Exercise instructions:
All records should be reproduced verbatim.

Records shown:
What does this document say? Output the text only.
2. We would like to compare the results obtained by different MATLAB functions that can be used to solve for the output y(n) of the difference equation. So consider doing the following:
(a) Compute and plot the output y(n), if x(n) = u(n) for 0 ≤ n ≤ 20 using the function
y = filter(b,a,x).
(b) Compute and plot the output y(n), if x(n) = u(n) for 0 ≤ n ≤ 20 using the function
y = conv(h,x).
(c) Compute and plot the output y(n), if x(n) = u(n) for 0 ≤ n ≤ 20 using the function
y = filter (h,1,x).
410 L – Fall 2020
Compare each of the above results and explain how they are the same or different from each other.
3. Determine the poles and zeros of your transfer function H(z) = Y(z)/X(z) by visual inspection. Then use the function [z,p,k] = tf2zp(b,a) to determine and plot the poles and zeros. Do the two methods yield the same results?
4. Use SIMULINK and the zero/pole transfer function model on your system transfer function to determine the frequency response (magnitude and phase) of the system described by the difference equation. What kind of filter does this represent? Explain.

Result for this exercise:
What does this document say? Output the text only.
2. We would like to compare the results obtained by different MATLAB functions that can be used to solve for the output y(n) of the difference equation. So consider doing the following:
(a) Compute and plot the output y(n), if x(n) = u(n) for 0 ≤ n ≤ 20 using the function
y = filter(b,a,x).
(b) Compute and plot the output y(n), if x(n) = u(n) for 0 ≤ n ≤ 20 using the function
y = conv(h,x).
(c) Compute and plot the output y(n), if x(n) = u(n) for 0 ≤ n ≤ 20 using the function
y = filter (h,1,x).
410 L – Fall 2020
Compare each of the above results and explain how they are the same or different from each other.
3. Determine the poles and zeros of your transfer function H(z) = Y(z)/X(z) by visual inspection. Then use the function [z,p,k] = tf2zp(b,a) to determine and plot the poles and zeros. Do the two methods yield the same results?
4. Use SIMULINK and the zero/pole transfer function model on your system transfer function to determine the frequency response (magnitude and phase) of the system described by the difference equation. What kind of filter does this represent? Explain.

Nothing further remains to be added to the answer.